WHAT YOU SHOULD DO
Transcribe the records in full, keeping every character as it is.

## begin DATASET RECORDS

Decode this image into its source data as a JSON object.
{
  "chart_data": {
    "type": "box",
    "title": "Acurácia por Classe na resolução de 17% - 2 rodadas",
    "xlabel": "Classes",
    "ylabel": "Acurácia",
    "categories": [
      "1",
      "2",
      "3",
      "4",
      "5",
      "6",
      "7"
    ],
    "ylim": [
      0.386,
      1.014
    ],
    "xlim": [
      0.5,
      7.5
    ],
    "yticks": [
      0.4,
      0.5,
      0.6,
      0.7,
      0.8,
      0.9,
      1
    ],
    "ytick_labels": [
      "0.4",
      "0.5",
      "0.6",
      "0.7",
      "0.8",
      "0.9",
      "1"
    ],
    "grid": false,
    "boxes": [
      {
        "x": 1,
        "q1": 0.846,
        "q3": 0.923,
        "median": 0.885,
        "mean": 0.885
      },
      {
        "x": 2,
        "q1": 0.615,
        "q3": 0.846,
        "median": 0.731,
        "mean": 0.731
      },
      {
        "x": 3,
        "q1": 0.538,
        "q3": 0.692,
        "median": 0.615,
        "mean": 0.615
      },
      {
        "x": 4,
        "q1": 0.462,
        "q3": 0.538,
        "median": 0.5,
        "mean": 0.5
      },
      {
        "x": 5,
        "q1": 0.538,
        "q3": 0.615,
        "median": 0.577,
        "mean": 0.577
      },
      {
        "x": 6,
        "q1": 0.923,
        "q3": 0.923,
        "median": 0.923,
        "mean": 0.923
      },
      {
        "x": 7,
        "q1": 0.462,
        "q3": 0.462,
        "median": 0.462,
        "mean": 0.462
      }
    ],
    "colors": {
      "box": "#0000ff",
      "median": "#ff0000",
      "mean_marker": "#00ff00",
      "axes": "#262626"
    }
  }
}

## end DATASET RECORDS

RESPONSE BELOW
Decode this image into its source data as a JSON object.
{
  "chart_data": {
    "type": "box",
    "title": "Acurácia por Classe na resolução de 17% - 2 rodadas",
    "xlabel": "Classes",
    "ylabel": "Acurácia",
    "categories": [
      "1",
      "2",
      "3",
      "4",
      "5",
      "6",
      "7"
    ],
    "ylim": [
      0.386,
      1.014
    ],
    "xlim": [
      0.5,
      7.5
    ],
    "yticks": [
      0.4,
      0.5,
      0.6,
      0.7,
      0.8,
      0.9,
      1
    ],
    "ytick_labels": [
      "0.4",
      "0.5",
      "0.6",
      "0.7",
      "0.8",
      "0.9",
      "1"
    ],
    "grid": false,
    "boxes": [
      {
        "x": 1,
        "q1": 0.846,
        "q3": 0.923,
        "median": 0.885,
        "mean": 0.885
      },
      {
        "x": 2,
        "q1": 0.615,
        "q3": 0.846,
        "median": 0.731,
        "mean": 0.731
      },
      {
        "x": 3,
        "q1": 0.538,
        "q3": 0.692,
        "median": 0.615,
        "mean": 0.615
      },
      {
        "x": 4,
        "q1": 0.462,
        "q3": 0.538,
        "median": 0.5,
        "mean": 0.5
      },
      {
        "x": 5,
        "q1": 0.538,
        "q3": 0.615,
        "median": 0.577,
        "mean": 0.577
      },
      {
        "x": 6,
        "q1": 0.923,
        "q3": 0.923,
        "median": 0.923,
        "mean": 0.923
      },
      {
        "x": 7,
        "q1": 0.462,
        "q3": 0.462,
        "median": 0.462,
        "mean": 0.462
      }
    ],
    "colors": {
      "box": "#0000ff",
      "median": "#ff0000",
      "mean_marker": "#00ff00",
      "axes": "#262626"
    }
  }
}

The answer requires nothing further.